Data records:
---+---

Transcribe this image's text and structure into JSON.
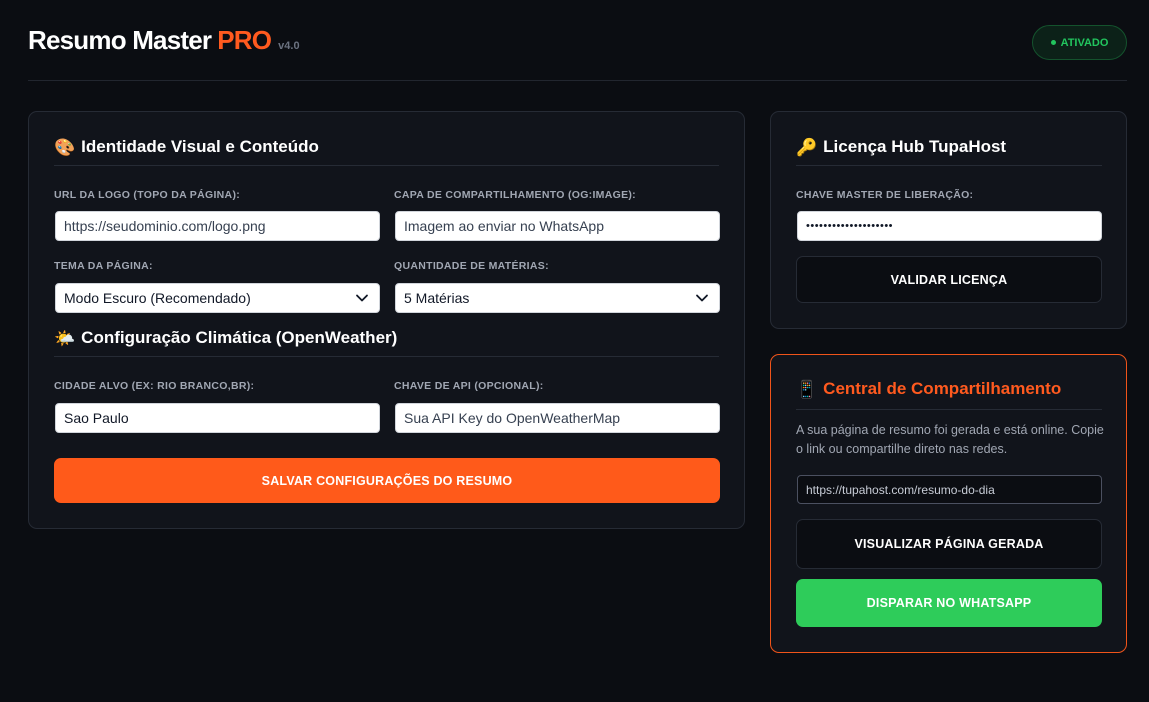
{
  "header": {
    "brand_name": "Resumo Master",
    "brand_pro": "PRO",
    "version": "v4.0",
    "status": "ATIVADO"
  },
  "identity": {
    "title": "Identidade Visual e Conteúdo",
    "title_icon": "palette-icon",
    "logo_url_label": "URL DA LOGO (TOPO DA PÁGINA):",
    "logo_url_placeholder": "https://seudominio.com/logo.png",
    "share_cover_label": "CAPA DE COMPARTILHAMENTO (OG:IMAGE):",
    "share_cover_placeholder": "Imagem ao enviar no WhatsApp",
    "theme_label": "TEMA DA PÁGINA:",
    "theme_value": "Modo Escuro (Recomendado)",
    "count_label": "QUANTIDADE DE MATÉRIAS:",
    "count_value": "5 Matérias"
  },
  "weather": {
    "title": "Configuração Climática (OpenWeather)",
    "title_icon": "sun-cloud-icon",
    "city_label": "CIDADE ALVO (EX: RIO BRANCO,BR):",
    "city_value": "Sao Paulo",
    "api_label": "CHAVE DE API (OPCIONAL):",
    "api_placeholder": "Sua API Key do OpenWeatherMap"
  },
  "save_button": "SALVAR CONFIGURAÇÕES DO RESUMO",
  "license": {
    "title": "Licença Hub TupaHost",
    "title_icon": "key-icon",
    "key_label": "CHAVE MASTER DE LIBERAÇÃO:",
    "key_value": "••••••••••••••••••••",
    "validate_button": "VALIDAR LICENÇA"
  },
  "share": {
    "title": "Central de Compartilhamento",
    "title_icon": "phone-icon",
    "description": "A sua página de resumo foi gerada e está online. Copie o link ou compartilhe direto nas redes.",
    "link_placeholder": "https://tupahost.com/resumo-do-dia",
    "view_button": "VISUALIZAR PÁGINA GERADA",
    "whatsapp_button": "DISPARAR NO WHATSAPP"
  },
  "colors": {
    "accent": "#ff5a1f",
    "success": "#22c55e",
    "whatsapp": "#2ecc5a",
    "background": "#0b0d12",
    "card": "#11141b"
  }
}
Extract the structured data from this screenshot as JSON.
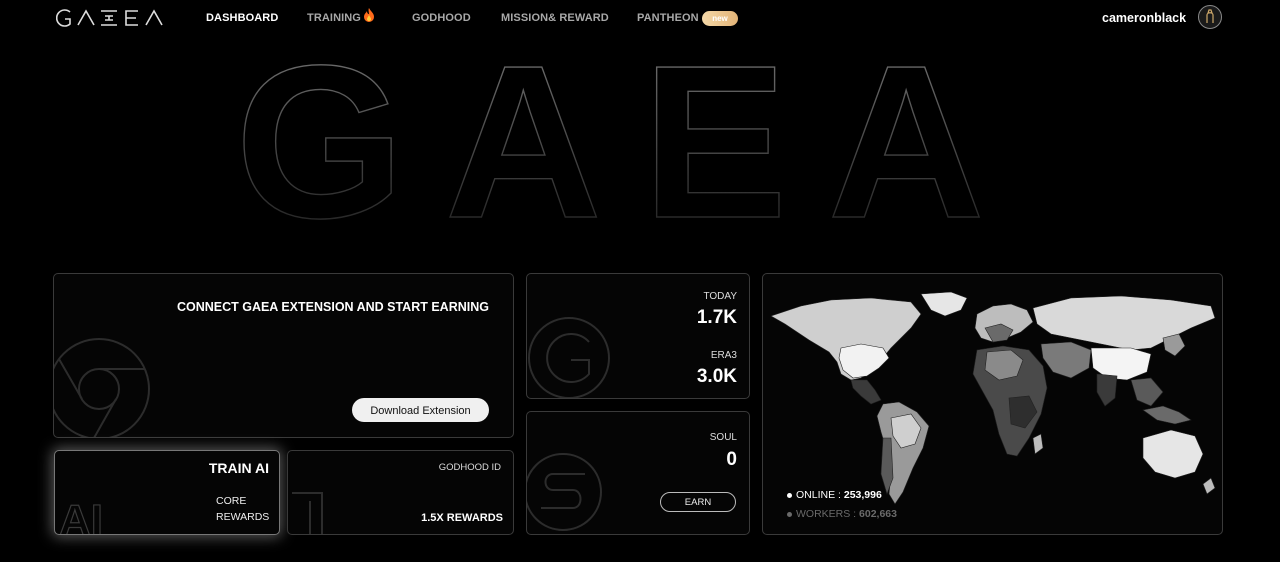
{
  "nav": {
    "logo_text": "GAEA",
    "items": [
      {
        "label": "DASHBOARD"
      },
      {
        "label": "TRAINING"
      },
      {
        "label": "GODHOOD"
      },
      {
        "label": "MISSION& REWARD"
      },
      {
        "label": "PANTHEON"
      }
    ],
    "badge": "new",
    "username": "cameronblack"
  },
  "hero": {
    "text": "GAEA"
  },
  "connect_card": {
    "title": "CONNECT GAEA EXTENSION AND START EARNING",
    "button": "Download Extension"
  },
  "train_card": {
    "title": "TRAIN AI",
    "subtitle_line1": "CORE",
    "subtitle_line2": "REWARDS",
    "bg_text": "AI"
  },
  "godhood_card": {
    "label": "GODHOOD ID",
    "rewards": "1.5X REWARDS"
  },
  "stats_card": {
    "today_label": "TODAY",
    "today_value": "1.7K",
    "era_label": "ERA3",
    "era_value": "3.0K"
  },
  "soul_card": {
    "label": "SOUL",
    "value": "0",
    "button": "EARN"
  },
  "map_card": {
    "online_label": "ONLINE :",
    "online_value": "253,996",
    "workers_label": "WORKERS :",
    "workers_value": "602,663"
  },
  "colors": {
    "background": "#000000",
    "card_border": "#3a3a3a",
    "badge_gradient_start": "#f5d9a8",
    "badge_gradient_end": "#e2b377"
  }
}
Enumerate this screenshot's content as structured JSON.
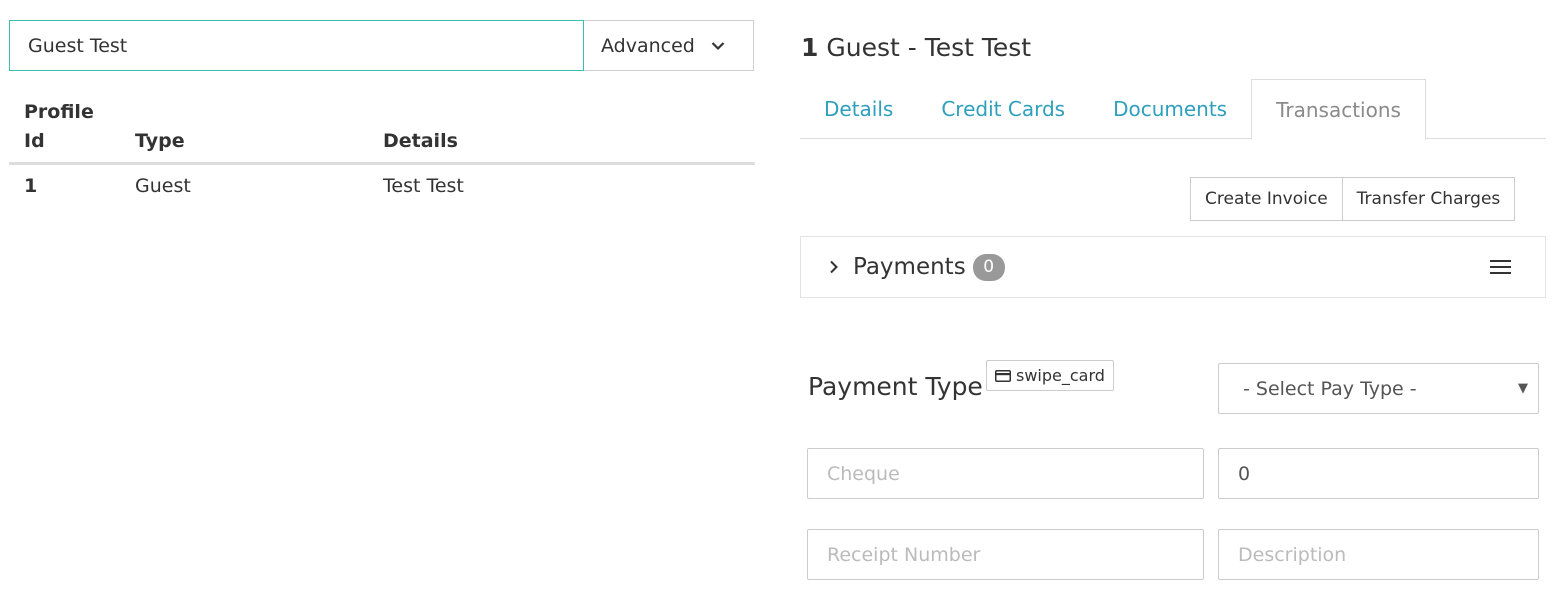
{
  "search": {
    "value": "Guest Test",
    "advanced_label": "Advanced"
  },
  "results": {
    "headers": {
      "profile_id_line1": "Profile",
      "profile_id_line2": "Id",
      "type": "Type",
      "details": "Details"
    },
    "rows": [
      {
        "id": "1",
        "type": "Guest",
        "details": "Test Test"
      }
    ]
  },
  "profile": {
    "number": "1",
    "title": "Guest - Test Test"
  },
  "tabs": [
    {
      "label": "Details"
    },
    {
      "label": "Credit Cards"
    },
    {
      "label": "Documents"
    },
    {
      "label": "Transactions",
      "active": true
    }
  ],
  "actions": {
    "create_invoice": "Create Invoice",
    "transfer_charges": "Transfer Charges"
  },
  "payments": {
    "label": "Payments",
    "count": "0"
  },
  "payment_form": {
    "payment_type_label": "Payment Type",
    "swipe_label": "swipe_card",
    "select_value": "- Select Pay Type -",
    "cheque_placeholder": "Cheque",
    "amount_value": "0",
    "receipt_placeholder": "Receipt Number",
    "description_placeholder": "Description"
  },
  "colors": {
    "accent": "#2e9fbd",
    "search_border": "#3bbfad",
    "badge": "#999999"
  },
  "icons": {
    "advanced": "chevron-down-icon",
    "payments_toggle": "chevron-right-icon",
    "payments_menu": "hamburger-menu-icon",
    "swipe": "credit-card-icon",
    "select": "caret-down-icon"
  }
}
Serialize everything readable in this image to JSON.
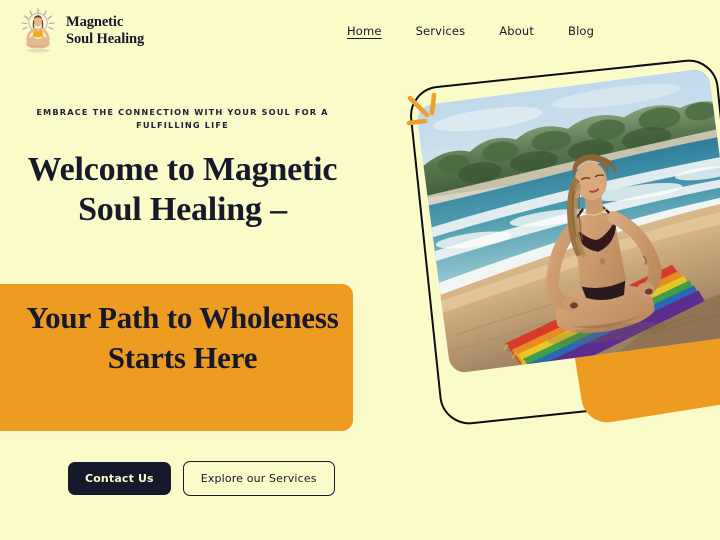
{
  "theme": {
    "background": "#FAFBC9",
    "accent_orange": "#ED9B21",
    "ink": "#16182C",
    "button_dark": "#16182B"
  },
  "header": {
    "brand": {
      "icon": "meditating-figure-logo",
      "line1": "Magnetic",
      "line2": "Soul Healing"
    },
    "nav": [
      {
        "label": "Home",
        "active": true
      },
      {
        "label": "Services",
        "active": false
      },
      {
        "label": "About",
        "active": false
      },
      {
        "label": "Blog",
        "active": false
      }
    ]
  },
  "hero": {
    "eyebrow": "EMBRACE THE CONNECTION WITH YOUR SOUL FOR A FULFILLING LIFE",
    "headline": "Welcome to Magnetic Soul Healing –",
    "headline_highlight": "Your Path to Wholeness Starts Here",
    "cta_primary": "Contact Us",
    "cta_secondary": "Explore our Services",
    "image_alt": "woman-meditating-lotus-pose-on-rainbow-beach-towel",
    "decorations": {
      "spark": "orange-sparkle-icon",
      "outline_shape": "dark-outline-rounded-shape",
      "orange_shape": "orange-rounded-blob"
    }
  }
}
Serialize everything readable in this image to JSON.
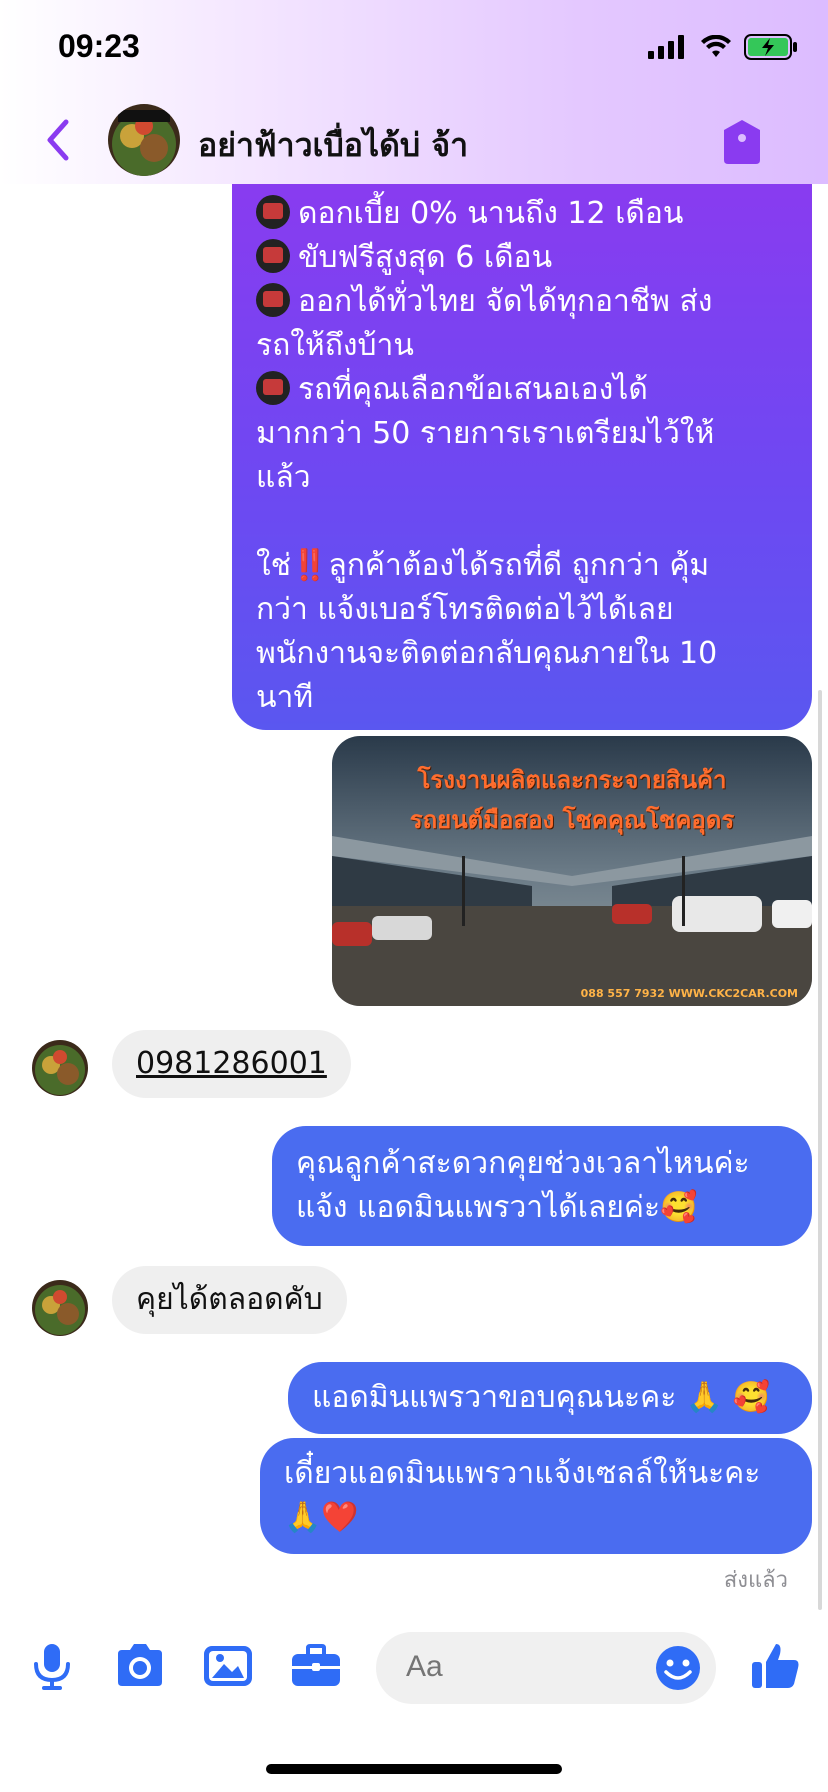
{
  "status_bar": {
    "time": "09:23"
  },
  "header": {
    "title": "อย่าฟ้าวเบื่อได้บ่ จ้า"
  },
  "messages": {
    "promo_lines": [
      {
        "emoji": true,
        "text": "ดอกเบี้ย 0% นานถึง 12 เดือน"
      },
      {
        "emoji": true,
        "text": "ขับฟรีสูงสุด 6 เดือน"
      },
      {
        "emoji": true,
        "text": "ออกได้ทั่วไทย จัดได้ทุกอาชีพ ส่ง"
      },
      {
        "emoji": false,
        "text": "รถให้ถึงบ้าน"
      },
      {
        "emoji": true,
        "text": "รถที่คุณเลือกข้อเสนอเองได้"
      },
      {
        "emoji": false,
        "text": "มากกว่า 50 รายการเราเตรียมไว้ให้"
      },
      {
        "emoji": false,
        "text": "แล้ว"
      }
    ],
    "promo_tail": {
      "line1_a": "ใช่",
      "line1_bang": "‼️",
      "line1_b": "ลูกค้าต้องได้รถที่ดี ถูกกว่า คุ้ม",
      "line2": "กว่า แจ้งเบอร์โทรติดต่อไว้ได้เลย",
      "line3": "พนักงานจะติดต่อกลับคุณภายใน 10",
      "line4": "นาที"
    },
    "photo": {
      "title1": "โรงงานผลิตและกระจายสินค้า",
      "title2": "รถยนต์มือสอง โชคคุณโชคอุดร",
      "footer": "088 557 7932 WWW.CKC2CAR.COM"
    },
    "incoming_phone": "0981286001",
    "outgoing_1": {
      "line1": "คุณลูกค้าสะดวกคุยช่วงเวลาไหนค่ะ",
      "line2": "แจ้ง แอดมินแพรวาได้เลยค่ะ🥰"
    },
    "incoming_2": "คุยได้ตลอดคับ",
    "outgoing_2": "แอดมินแพรวาขอบคุณนะคะ 🙏 🥰",
    "outgoing_3": {
      "line1": "เดี๋ยวแอดมินแพรวาแจ้งเซลล์ให้นะคะ",
      "line2": "🙏❤️"
    },
    "receipt": "ส่งแล้ว"
  },
  "composer": {
    "placeholder": "Aa"
  },
  "colors": {
    "accent": "#8a3bf0",
    "blue_bubble": "#4a6cf0",
    "incoming_bubble": "#efefef"
  }
}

---+---

WHAT IS EXPECTED: Copy, from the material, each line that holds the string "Magnetic".

RESPONSE:
      "line1": "Magnetic",
    "headline": "Welcome to Magnetic Soul Healing –",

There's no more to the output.